# PROVIDED RECORDS
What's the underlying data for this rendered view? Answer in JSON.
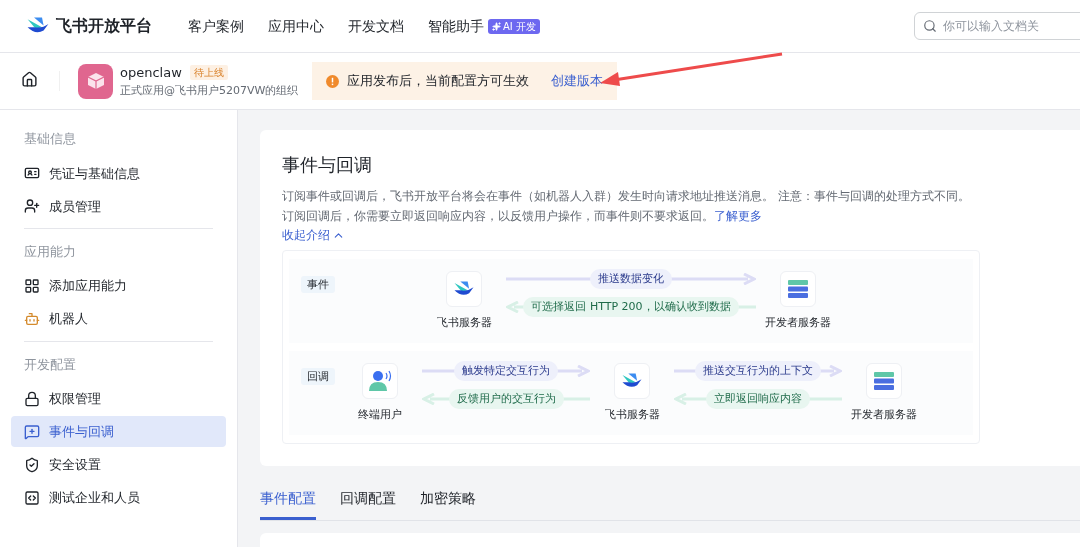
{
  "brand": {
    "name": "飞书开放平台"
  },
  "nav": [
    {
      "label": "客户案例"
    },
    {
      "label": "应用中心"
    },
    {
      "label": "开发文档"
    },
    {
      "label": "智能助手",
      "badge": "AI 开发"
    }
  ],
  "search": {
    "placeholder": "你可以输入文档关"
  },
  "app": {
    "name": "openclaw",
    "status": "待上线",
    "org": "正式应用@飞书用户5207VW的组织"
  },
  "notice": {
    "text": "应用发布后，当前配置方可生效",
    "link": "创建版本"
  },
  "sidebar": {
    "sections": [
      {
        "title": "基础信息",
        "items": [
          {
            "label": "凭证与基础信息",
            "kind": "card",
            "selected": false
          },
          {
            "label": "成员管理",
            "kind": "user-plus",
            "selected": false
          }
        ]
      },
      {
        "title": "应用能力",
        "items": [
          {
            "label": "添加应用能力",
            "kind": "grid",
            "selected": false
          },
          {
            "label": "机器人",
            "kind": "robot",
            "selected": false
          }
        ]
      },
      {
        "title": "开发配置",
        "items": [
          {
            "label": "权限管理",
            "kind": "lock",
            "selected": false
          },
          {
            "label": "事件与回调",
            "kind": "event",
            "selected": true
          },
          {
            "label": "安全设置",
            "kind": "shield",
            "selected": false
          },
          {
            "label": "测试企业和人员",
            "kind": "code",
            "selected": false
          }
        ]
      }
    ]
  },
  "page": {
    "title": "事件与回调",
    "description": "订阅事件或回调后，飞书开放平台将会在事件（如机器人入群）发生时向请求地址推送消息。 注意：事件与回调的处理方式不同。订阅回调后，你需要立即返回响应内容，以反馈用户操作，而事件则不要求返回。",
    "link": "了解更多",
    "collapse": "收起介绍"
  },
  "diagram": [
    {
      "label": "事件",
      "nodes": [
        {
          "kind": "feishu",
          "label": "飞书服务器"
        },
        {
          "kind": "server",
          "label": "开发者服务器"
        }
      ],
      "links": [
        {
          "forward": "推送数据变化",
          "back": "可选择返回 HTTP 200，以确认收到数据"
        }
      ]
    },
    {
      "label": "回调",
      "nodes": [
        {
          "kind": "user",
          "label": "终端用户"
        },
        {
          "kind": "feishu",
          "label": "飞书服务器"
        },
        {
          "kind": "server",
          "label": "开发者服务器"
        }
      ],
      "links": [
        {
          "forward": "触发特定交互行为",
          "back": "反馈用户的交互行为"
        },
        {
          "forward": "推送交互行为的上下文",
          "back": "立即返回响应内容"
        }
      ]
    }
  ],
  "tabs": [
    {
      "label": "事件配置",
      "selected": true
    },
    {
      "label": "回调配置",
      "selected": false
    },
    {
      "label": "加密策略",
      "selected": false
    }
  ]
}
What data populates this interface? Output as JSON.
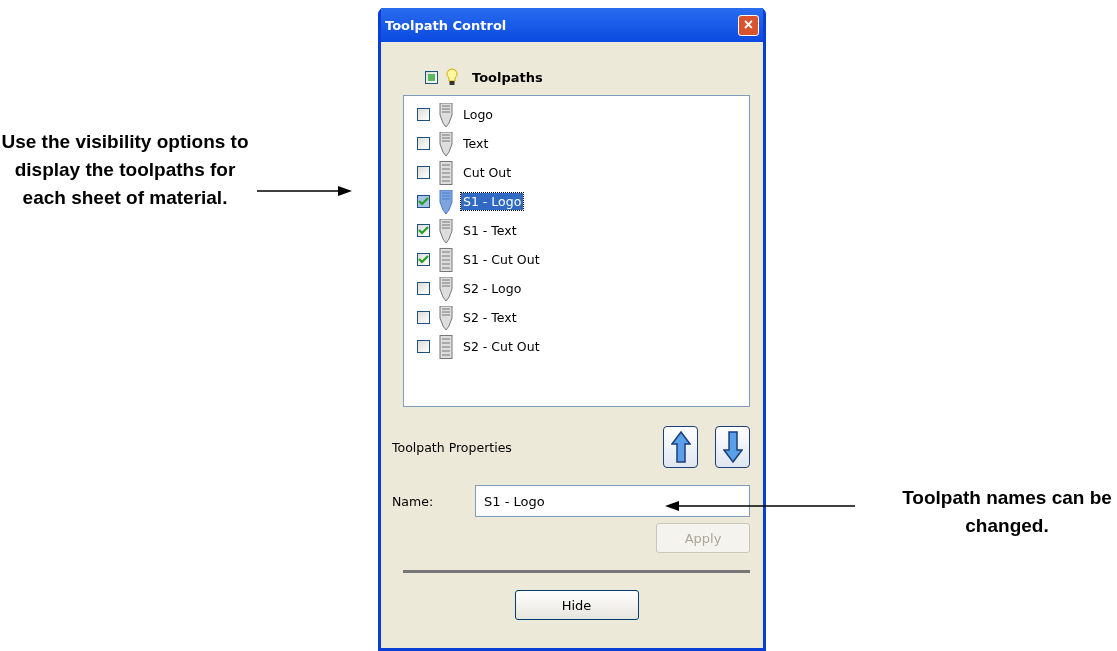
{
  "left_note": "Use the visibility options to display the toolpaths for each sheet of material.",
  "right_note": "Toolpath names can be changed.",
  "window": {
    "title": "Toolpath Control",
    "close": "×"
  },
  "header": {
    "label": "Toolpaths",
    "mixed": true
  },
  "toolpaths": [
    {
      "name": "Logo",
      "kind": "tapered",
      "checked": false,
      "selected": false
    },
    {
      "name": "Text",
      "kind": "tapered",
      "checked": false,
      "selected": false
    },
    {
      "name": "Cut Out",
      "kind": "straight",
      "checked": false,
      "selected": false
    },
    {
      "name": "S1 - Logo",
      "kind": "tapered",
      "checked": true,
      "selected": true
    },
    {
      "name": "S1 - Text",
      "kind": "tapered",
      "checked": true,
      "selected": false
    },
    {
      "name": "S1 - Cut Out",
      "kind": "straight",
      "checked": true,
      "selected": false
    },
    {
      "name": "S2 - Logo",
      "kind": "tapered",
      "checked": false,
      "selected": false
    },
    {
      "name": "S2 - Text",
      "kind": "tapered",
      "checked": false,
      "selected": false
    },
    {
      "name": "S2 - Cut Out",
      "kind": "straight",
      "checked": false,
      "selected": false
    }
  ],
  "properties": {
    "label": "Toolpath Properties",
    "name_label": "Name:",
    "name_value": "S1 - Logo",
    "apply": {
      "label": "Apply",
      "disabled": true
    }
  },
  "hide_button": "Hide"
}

# GIVEN PROBLEM
Write out the listing above exactly as it stands, pictures excluded.

# TASK SOLUTION
What's the underlying data for this rendered view? Answer in JSON.
{
  "brand": {
    "name": "飞书开放平台"
  },
  "nav": [
    {
      "label": "客户案例"
    },
    {
      "label": "应用中心"
    },
    {
      "label": "开发文档"
    },
    {
      "label": "智能助手",
      "badge": "AI 开发"
    }
  ],
  "search": {
    "placeholder": "你可以输入文档关"
  },
  "app": {
    "name": "openclaw",
    "status": "待上线",
    "org": "正式应用@飞书用户5207VW的组织"
  },
  "notice": {
    "text": "应用发布后，当前配置方可生效",
    "link": "创建版本"
  },
  "sidebar": {
    "sections": [
      {
        "title": "基础信息",
        "items": [
          {
            "label": "凭证与基础信息",
            "kind": "card",
            "selected": false
          },
          {
            "label": "成员管理",
            "kind": "user-plus",
            "selected": false
          }
        ]
      },
      {
        "title": "应用能力",
        "items": [
          {
            "label": "添加应用能力",
            "kind": "grid",
            "selected": false
          },
          {
            "label": "机器人",
            "kind": "robot",
            "selected": false
          }
        ]
      },
      {
        "title": "开发配置",
        "items": [
          {
            "label": "权限管理",
            "kind": "lock",
            "selected": false
          },
          {
            "label": "事件与回调",
            "kind": "event",
            "selected": true
          },
          {
            "label": "安全设置",
            "kind": "shield",
            "selected": false
          },
          {
            "label": "测试企业和人员",
            "kind": "code",
            "selected": false
          }
        ]
      }
    ]
  },
  "page": {
    "title": "事件与回调",
    "description": "订阅事件或回调后，飞书开放平台将会在事件（如机器人入群）发生时向请求地址推送消息。 注意：事件与回调的处理方式不同。订阅回调后，你需要立即返回响应内容，以反馈用户操作，而事件则不要求返回。",
    "link": "了解更多",
    "collapse": "收起介绍"
  },
  "diagram": [
    {
      "label": "事件",
      "nodes": [
        {
          "kind": "feishu",
          "label": "飞书服务器"
        },
        {
          "kind": "server",
          "label": "开发者服务器"
        }
      ],
      "links": [
        {
          "forward": "推送数据变化",
          "back": "可选择返回 HTTP 200，以确认收到数据"
        }
      ]
    },
    {
      "label": "回调",
      "nodes": [
        {
          "kind": "user",
          "label": "终端用户"
        },
        {
          "kind": "feishu",
          "label": "飞书服务器"
        },
        {
          "kind": "server",
          "label": "开发者服务器"
        }
      ],
      "links": [
        {
          "forward": "触发特定交互行为",
          "back": "反馈用户的交互行为"
        },
        {
          "forward": "推送交互行为的上下文",
          "back": "立即返回响应内容"
        }
      ]
    }
  ],
  "tabs": [
    {
      "label": "事件配置",
      "selected": true
    },
    {
      "label": "回调配置",
      "selected": false
    },
    {
      "label": "加密策略",
      "selected": false
    }
  ]
}
What data populates this interface? Output as JSON.
{
  "left_note": "Use the visibility options to display the toolpaths for each sheet of material.",
  "right_note": "Toolpath names can be changed.",
  "window": {
    "title": "Toolpath Control",
    "close": "×"
  },
  "header": {
    "label": "Toolpaths",
    "mixed": true
  },
  "toolpaths": [
    {
      "name": "Logo",
      "kind": "tapered",
      "checked": false,
      "selected": false
    },
    {
      "name": "Text",
      "kind": "tapered",
      "checked": false,
      "selected": false
    },
    {
      "name": "Cut Out",
      "kind": "straight",
      "checked": false,
      "selected": false
    },
    {
      "name": "S1 - Logo",
      "kind": "tapered",
      "checked": true,
      "selected": true
    },
    {
      "name": "S1 - Text",
      "kind": "tapered",
      "checked": true,
      "selected": false
    },
    {
      "name": "S1 - Cut Out",
      "kind": "straight",
      "checked": true,
      "selected": false
    },
    {
      "name": "S2 - Logo",
      "kind": "tapered",
      "checked": false,
      "selected": false
    },
    {
      "name": "S2 - Text",
      "kind": "tapered",
      "checked": false,
      "selected": false
    },
    {
      "name": "S2 - Cut Out",
      "kind": "straight",
      "checked": false,
      "selected": false
    }
  ],
  "properties": {
    "label": "Toolpath Properties",
    "name_label": "Name:",
    "name_value": "S1 - Logo",
    "apply": {
      "label": "Apply",
      "disabled": true
    }
  },
  "hide_button": "Hide"
}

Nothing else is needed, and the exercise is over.